━━ Dataset records ━━

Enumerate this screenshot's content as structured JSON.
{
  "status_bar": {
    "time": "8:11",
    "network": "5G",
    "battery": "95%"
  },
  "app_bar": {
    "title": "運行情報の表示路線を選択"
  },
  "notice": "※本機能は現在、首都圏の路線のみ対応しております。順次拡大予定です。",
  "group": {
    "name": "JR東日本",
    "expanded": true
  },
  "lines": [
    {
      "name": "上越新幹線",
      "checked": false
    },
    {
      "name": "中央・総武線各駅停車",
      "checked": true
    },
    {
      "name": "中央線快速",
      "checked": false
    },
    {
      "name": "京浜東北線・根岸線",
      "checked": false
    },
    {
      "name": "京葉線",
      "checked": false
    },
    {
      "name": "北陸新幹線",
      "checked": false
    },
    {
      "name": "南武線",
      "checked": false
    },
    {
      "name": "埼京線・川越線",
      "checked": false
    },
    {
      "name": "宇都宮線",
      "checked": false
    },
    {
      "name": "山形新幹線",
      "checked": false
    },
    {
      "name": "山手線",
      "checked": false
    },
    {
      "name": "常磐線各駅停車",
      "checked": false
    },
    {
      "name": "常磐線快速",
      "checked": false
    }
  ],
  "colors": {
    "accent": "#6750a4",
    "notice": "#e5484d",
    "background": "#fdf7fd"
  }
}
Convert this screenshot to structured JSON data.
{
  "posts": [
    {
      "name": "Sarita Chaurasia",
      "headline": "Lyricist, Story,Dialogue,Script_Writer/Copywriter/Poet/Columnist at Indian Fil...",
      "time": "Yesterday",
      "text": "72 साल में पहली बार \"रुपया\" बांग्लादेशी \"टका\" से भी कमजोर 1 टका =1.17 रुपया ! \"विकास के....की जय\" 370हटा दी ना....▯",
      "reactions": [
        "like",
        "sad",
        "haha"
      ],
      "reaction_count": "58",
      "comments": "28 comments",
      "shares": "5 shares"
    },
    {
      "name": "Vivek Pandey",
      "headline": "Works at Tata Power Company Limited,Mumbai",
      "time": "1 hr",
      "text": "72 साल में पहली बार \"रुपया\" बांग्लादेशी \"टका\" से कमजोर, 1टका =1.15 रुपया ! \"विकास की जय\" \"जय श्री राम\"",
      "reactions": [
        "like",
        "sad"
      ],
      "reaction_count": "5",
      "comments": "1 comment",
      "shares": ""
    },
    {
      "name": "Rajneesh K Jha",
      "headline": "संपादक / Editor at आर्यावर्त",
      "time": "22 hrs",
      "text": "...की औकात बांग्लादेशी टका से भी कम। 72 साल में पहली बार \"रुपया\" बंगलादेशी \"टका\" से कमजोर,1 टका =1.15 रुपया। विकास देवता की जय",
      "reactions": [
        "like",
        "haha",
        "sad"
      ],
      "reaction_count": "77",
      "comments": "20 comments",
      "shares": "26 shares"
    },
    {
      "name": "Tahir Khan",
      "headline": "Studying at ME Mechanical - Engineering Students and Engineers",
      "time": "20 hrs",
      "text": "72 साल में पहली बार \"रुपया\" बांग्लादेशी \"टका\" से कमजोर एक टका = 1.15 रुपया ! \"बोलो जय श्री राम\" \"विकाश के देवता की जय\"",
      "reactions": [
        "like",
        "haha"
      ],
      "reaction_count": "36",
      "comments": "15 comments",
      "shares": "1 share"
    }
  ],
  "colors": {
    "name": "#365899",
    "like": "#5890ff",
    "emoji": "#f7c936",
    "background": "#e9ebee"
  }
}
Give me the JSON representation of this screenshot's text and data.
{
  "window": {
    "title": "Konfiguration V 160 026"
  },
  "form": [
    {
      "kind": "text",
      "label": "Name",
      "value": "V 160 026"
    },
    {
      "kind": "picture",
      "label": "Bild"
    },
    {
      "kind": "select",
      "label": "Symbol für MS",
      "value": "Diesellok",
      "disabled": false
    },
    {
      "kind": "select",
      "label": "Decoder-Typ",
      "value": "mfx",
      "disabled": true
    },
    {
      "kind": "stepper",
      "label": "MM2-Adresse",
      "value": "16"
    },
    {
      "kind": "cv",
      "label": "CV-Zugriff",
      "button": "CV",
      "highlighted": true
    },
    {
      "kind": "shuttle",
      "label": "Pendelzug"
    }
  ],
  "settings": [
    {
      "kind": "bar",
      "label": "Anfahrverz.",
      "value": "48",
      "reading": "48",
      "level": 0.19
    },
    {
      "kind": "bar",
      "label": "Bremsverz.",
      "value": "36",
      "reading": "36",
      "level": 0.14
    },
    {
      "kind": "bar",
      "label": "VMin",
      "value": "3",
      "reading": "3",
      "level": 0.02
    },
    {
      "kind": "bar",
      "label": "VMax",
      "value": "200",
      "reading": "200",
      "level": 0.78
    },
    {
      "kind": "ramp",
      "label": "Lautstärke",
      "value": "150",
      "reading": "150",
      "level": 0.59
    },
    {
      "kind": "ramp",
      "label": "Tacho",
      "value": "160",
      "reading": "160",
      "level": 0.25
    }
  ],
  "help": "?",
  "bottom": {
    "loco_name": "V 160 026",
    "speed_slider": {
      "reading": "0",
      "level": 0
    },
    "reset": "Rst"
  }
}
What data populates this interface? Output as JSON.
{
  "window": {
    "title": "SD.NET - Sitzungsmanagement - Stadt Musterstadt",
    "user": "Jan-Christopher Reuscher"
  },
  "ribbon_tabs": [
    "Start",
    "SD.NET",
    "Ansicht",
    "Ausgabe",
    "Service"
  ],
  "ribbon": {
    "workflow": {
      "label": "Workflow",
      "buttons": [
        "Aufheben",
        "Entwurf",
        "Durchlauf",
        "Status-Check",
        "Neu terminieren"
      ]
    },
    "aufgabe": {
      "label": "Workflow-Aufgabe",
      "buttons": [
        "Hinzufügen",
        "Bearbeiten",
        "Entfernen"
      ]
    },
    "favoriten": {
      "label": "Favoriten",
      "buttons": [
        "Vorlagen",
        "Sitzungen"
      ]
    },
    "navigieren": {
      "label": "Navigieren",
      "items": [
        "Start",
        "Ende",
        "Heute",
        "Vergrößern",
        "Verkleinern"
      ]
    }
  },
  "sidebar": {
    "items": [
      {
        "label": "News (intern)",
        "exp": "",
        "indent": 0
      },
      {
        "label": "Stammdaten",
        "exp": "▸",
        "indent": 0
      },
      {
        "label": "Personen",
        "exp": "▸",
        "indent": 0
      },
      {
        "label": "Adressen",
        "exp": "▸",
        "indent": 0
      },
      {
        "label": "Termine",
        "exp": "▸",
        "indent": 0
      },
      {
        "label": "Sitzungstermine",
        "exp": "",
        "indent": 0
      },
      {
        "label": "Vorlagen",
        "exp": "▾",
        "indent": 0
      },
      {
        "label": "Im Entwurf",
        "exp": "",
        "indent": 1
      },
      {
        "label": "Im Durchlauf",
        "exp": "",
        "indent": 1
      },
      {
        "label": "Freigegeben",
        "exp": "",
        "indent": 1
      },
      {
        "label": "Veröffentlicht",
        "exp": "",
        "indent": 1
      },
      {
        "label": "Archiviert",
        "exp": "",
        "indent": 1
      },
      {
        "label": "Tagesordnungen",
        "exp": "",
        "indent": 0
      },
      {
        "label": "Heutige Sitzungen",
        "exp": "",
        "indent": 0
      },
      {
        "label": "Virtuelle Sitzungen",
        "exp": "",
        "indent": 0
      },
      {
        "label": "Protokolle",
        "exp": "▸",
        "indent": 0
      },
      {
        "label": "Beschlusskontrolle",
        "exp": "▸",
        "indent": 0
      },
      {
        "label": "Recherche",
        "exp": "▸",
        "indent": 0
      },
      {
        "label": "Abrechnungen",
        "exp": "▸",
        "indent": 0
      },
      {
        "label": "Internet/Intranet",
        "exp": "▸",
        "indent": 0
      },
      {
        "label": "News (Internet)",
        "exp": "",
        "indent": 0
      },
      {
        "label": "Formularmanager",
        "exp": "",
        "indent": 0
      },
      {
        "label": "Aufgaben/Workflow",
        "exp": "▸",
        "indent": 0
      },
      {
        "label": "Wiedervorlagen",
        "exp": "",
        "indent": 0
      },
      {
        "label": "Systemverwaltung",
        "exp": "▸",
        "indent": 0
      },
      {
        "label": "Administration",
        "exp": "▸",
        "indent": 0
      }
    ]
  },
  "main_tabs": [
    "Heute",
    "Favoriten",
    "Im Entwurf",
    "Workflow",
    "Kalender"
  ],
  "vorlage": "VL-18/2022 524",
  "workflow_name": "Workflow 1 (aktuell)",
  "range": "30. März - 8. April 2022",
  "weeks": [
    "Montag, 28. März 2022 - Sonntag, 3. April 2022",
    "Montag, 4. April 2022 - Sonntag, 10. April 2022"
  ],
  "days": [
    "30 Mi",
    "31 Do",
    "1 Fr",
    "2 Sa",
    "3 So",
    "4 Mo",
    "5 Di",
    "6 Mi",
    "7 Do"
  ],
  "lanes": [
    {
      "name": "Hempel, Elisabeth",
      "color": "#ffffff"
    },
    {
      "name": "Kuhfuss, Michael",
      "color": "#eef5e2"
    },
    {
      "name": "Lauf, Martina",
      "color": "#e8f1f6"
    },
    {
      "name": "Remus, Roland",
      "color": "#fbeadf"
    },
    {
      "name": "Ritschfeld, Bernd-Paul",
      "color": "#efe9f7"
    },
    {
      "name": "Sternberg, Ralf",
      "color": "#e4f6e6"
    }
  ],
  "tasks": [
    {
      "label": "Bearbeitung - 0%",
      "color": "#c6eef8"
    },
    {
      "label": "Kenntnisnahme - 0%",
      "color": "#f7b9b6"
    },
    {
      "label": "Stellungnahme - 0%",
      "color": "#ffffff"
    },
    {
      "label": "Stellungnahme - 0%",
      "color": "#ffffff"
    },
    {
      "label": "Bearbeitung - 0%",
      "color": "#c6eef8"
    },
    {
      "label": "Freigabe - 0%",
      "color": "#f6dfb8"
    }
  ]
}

━━━

State how many lines of the listing above include the word "structured". Give nothing but the number.

Exercise output ▸
2